- What is required
Omit all pictures and give the records below again exactly as written.

- Extracted material
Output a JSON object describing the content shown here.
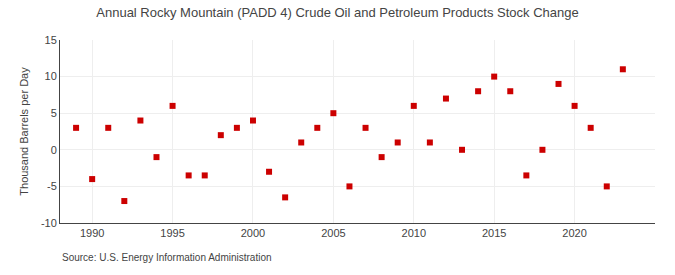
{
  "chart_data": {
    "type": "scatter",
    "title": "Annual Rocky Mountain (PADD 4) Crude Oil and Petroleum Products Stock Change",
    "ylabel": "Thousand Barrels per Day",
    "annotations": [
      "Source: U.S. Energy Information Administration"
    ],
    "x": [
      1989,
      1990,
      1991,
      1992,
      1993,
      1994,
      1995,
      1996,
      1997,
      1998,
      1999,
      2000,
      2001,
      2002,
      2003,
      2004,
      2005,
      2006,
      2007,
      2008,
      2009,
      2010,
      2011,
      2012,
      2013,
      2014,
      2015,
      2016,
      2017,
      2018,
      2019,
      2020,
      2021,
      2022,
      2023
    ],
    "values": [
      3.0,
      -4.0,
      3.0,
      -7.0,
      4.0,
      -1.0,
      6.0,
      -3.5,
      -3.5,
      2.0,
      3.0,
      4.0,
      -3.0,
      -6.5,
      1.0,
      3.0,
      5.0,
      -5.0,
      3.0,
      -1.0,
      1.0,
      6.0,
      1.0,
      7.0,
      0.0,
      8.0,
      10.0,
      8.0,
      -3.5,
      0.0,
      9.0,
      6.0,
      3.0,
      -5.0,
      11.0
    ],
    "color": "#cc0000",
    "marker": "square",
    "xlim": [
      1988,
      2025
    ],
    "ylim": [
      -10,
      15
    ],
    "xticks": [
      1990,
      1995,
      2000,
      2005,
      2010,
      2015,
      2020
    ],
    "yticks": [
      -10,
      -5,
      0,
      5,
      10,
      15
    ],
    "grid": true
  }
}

- Worked answer
Output a JSON object describing the content shown here.
{
  "chart_data": {
    "type": "scatter",
    "title": "Annual Rocky Mountain (PADD 4) Crude Oil and Petroleum Products Stock Change",
    "ylabel": "Thousand Barrels per Day",
    "annotations": [
      "Source: U.S. Energy Information Administration"
    ],
    "x": [
      1989,
      1990,
      1991,
      1992,
      1993,
      1994,
      1995,
      1996,
      1997,
      1998,
      1999,
      2000,
      2001,
      2002,
      2003,
      2004,
      2005,
      2006,
      2007,
      2008,
      2009,
      2010,
      2011,
      2012,
      2013,
      2014,
      2015,
      2016,
      2017,
      2018,
      2019,
      2020,
      2021,
      2022,
      2023
    ],
    "values": [
      3.0,
      -4.0,
      3.0,
      -7.0,
      4.0,
      -1.0,
      6.0,
      -3.5,
      -3.5,
      2.0,
      3.0,
      4.0,
      -3.0,
      -6.5,
      1.0,
      3.0,
      5.0,
      -5.0,
      3.0,
      -1.0,
      1.0,
      6.0,
      1.0,
      7.0,
      0.0,
      8.0,
      10.0,
      8.0,
      -3.5,
      0.0,
      9.0,
      6.0,
      3.0,
      -5.0,
      11.0
    ],
    "color": "#cc0000",
    "marker": "square",
    "xlim": [
      1988,
      2025
    ],
    "ylim": [
      -10,
      15
    ],
    "xticks": [
      1990,
      1995,
      2000,
      2005,
      2010,
      2015,
      2020
    ],
    "yticks": [
      -10,
      -5,
      0,
      5,
      10,
      15
    ],
    "grid": true
  }
}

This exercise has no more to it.